§ Requirement
Transcribe the records below in full; pictures stay out of the copy.
-- START Supplied entries --
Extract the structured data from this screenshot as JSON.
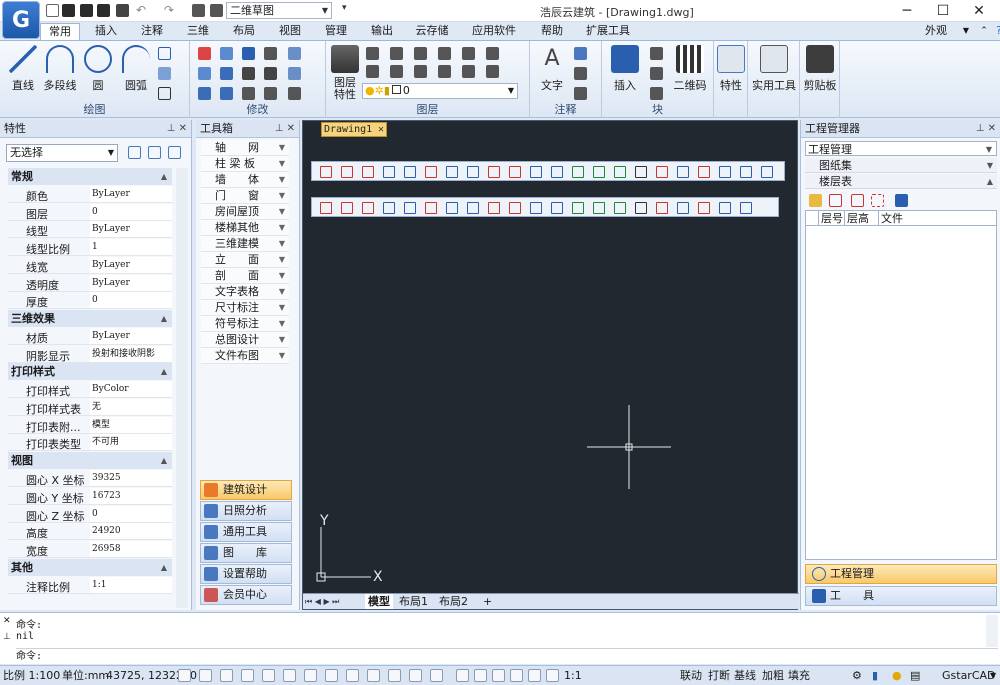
{
  "window": {
    "title": "浩辰云建筑 - [Drawing1.dwg]",
    "workspace": "二维草图",
    "logo": "G",
    "appearance": "外观"
  },
  "tabs": [
    "常用",
    "插入",
    "注释",
    "三维",
    "布局",
    "视图",
    "管理",
    "输出",
    "云存储",
    "应用软件",
    "帮助",
    "扩展工具"
  ],
  "ribbon": {
    "draw": {
      "name": "绘图",
      "tools": [
        "直线",
        "多段线",
        "圆",
        "圆弧"
      ]
    },
    "modify": {
      "name": "修改"
    },
    "layer": {
      "name": "图层",
      "big": "图层特性",
      "combo": "0"
    },
    "annotate": {
      "name": "注释",
      "big": "文字"
    },
    "block": {
      "name": "块",
      "tools": [
        "插入",
        "二维码"
      ]
    },
    "props": {
      "big": "特性"
    },
    "utils": {
      "big": "实用工具"
    },
    "clipboard": {
      "big": "剪贴板"
    }
  },
  "properties": {
    "title": "特性",
    "selection": "无选择",
    "sections": [
      {
        "name": "常规",
        "rows": [
          [
            "颜色",
            "ByLayer"
          ],
          [
            "图层",
            "0"
          ],
          [
            "线型",
            "ByLayer"
          ],
          [
            "线型比例",
            "1"
          ],
          [
            "线宽",
            "ByLayer"
          ],
          [
            "透明度",
            "ByLayer"
          ],
          [
            "厚度",
            "0"
          ]
        ]
      },
      {
        "name": "三维效果",
        "rows": [
          [
            "材质",
            "ByLayer"
          ],
          [
            "阴影显示",
            "投射和接收阴影"
          ]
        ]
      },
      {
        "name": "打印样式",
        "rows": [
          [
            "打印样式",
            "ByColor"
          ],
          [
            "打印样式表",
            "无"
          ],
          [
            "打印表附...",
            "模型"
          ],
          [
            "打印表类型",
            "不可用"
          ]
        ]
      },
      {
        "name": "视图",
        "rows": [
          [
            "圆心 X 坐标",
            "39325"
          ],
          [
            "圆心 Y 坐标",
            "16723"
          ],
          [
            "圆心 Z 坐标",
            "0"
          ],
          [
            "高度",
            "24920"
          ],
          [
            "宽度",
            "26958"
          ]
        ]
      },
      {
        "name": "其他",
        "rows": [
          [
            "注释比例",
            "1:1"
          ]
        ]
      }
    ]
  },
  "toolbox": {
    "title": "工具箱",
    "items": [
      "轴　　网",
      "柱 梁 板",
      "墙　　体",
      "门　　窗",
      "房间屋顶",
      "楼梯其他",
      "三维建模",
      "立　　面",
      "剖　　面",
      "文字表格",
      "尺寸标注",
      "符号标注",
      "总图设计",
      "文件布图"
    ],
    "buttons": [
      "建筑设计",
      "日照分析",
      "通用工具",
      "图　　库",
      "设置帮助",
      "会员中心"
    ]
  },
  "drawing": {
    "doc_tab": "Drawing1",
    "layout_tabs": [
      "模型",
      "布局1",
      "布局2",
      "+"
    ],
    "axis_y": "Y",
    "axis_x": "X"
  },
  "project": {
    "title": "工程管理器",
    "dropdown": "工程管理",
    "rows": [
      "图纸集",
      "楼层表"
    ],
    "columns": [
      "层号",
      "层高",
      "文件"
    ],
    "buttons": [
      "工程管理",
      "工　　具"
    ]
  },
  "command": {
    "lines": [
      "命令:",
      "nil"
    ],
    "prompt": "命令:"
  },
  "status": {
    "scale": "比例 1:100",
    "unit": "单位:mm",
    "coords": "43725, 12322, 0",
    "osnap": "1:1",
    "labels": [
      "联动",
      "打断",
      "基线",
      "加粗",
      "填充"
    ],
    "brand": "GstarCAD"
  }
}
-- END Supplied entries --
§ Response to the exercise
Extract the structured data from this screenshot as JSON.
{
  "window": {
    "title": "浩辰云建筑 - [Drawing1.dwg]",
    "workspace": "二维草图",
    "logo": "G",
    "appearance": "外观"
  },
  "tabs": [
    "常用",
    "插入",
    "注释",
    "三维",
    "布局",
    "视图",
    "管理",
    "输出",
    "云存储",
    "应用软件",
    "帮助",
    "扩展工具"
  ],
  "ribbon": {
    "draw": {
      "name": "绘图",
      "tools": [
        "直线",
        "多段线",
        "圆",
        "圆弧"
      ]
    },
    "modify": {
      "name": "修改"
    },
    "layer": {
      "name": "图层",
      "big": "图层特性",
      "combo": "0"
    },
    "annotate": {
      "name": "注释",
      "big": "文字"
    },
    "block": {
      "name": "块",
      "tools": [
        "插入",
        "二维码"
      ]
    },
    "props": {
      "big": "特性"
    },
    "utils": {
      "big": "实用工具"
    },
    "clipboard": {
      "big": "剪贴板"
    }
  },
  "properties": {
    "title": "特性",
    "selection": "无选择",
    "sections": [
      {
        "name": "常规",
        "rows": [
          [
            "颜色",
            "ByLayer"
          ],
          [
            "图层",
            "0"
          ],
          [
            "线型",
            "ByLayer"
          ],
          [
            "线型比例",
            "1"
          ],
          [
            "线宽",
            "ByLayer"
          ],
          [
            "透明度",
            "ByLayer"
          ],
          [
            "厚度",
            "0"
          ]
        ]
      },
      {
        "name": "三维效果",
        "rows": [
          [
            "材质",
            "ByLayer"
          ],
          [
            "阴影显示",
            "投射和接收阴影"
          ]
        ]
      },
      {
        "name": "打印样式",
        "rows": [
          [
            "打印样式",
            "ByColor"
          ],
          [
            "打印样式表",
            "无"
          ],
          [
            "打印表附...",
            "模型"
          ],
          [
            "打印表类型",
            "不可用"
          ]
        ]
      },
      {
        "name": "视图",
        "rows": [
          [
            "圆心 X 坐标",
            "39325"
          ],
          [
            "圆心 Y 坐标",
            "16723"
          ],
          [
            "圆心 Z 坐标",
            "0"
          ],
          [
            "高度",
            "24920"
          ],
          [
            "宽度",
            "26958"
          ]
        ]
      },
      {
        "name": "其他",
        "rows": [
          [
            "注释比例",
            "1:1"
          ]
        ]
      }
    ]
  },
  "toolbox": {
    "title": "工具箱",
    "items": [
      "轴　　网",
      "柱 梁 板",
      "墙　　体",
      "门　　窗",
      "房间屋顶",
      "楼梯其他",
      "三维建模",
      "立　　面",
      "剖　　面",
      "文字表格",
      "尺寸标注",
      "符号标注",
      "总图设计",
      "文件布图"
    ],
    "buttons": [
      "建筑设计",
      "日照分析",
      "通用工具",
      "图　　库",
      "设置帮助",
      "会员中心"
    ]
  },
  "drawing": {
    "doc_tab": "Drawing1",
    "layout_tabs": [
      "模型",
      "布局1",
      "布局2",
      "+"
    ],
    "axis_y": "Y",
    "axis_x": "X"
  },
  "project": {
    "title": "工程管理器",
    "dropdown": "工程管理",
    "rows": [
      "图纸集",
      "楼层表"
    ],
    "columns": [
      "层号",
      "层高",
      "文件"
    ],
    "buttons": [
      "工程管理",
      "工　　具"
    ]
  },
  "command": {
    "lines": [
      "命令:",
      "nil"
    ],
    "prompt": "命令:"
  },
  "status": {
    "scale": "比例 1:100",
    "unit": "单位:mm",
    "coords": "43725, 12322, 0",
    "osnap": "1:1",
    "labels": [
      "联动",
      "打断",
      "基线",
      "加粗",
      "填充"
    ],
    "brand": "GstarCAD"
  }
}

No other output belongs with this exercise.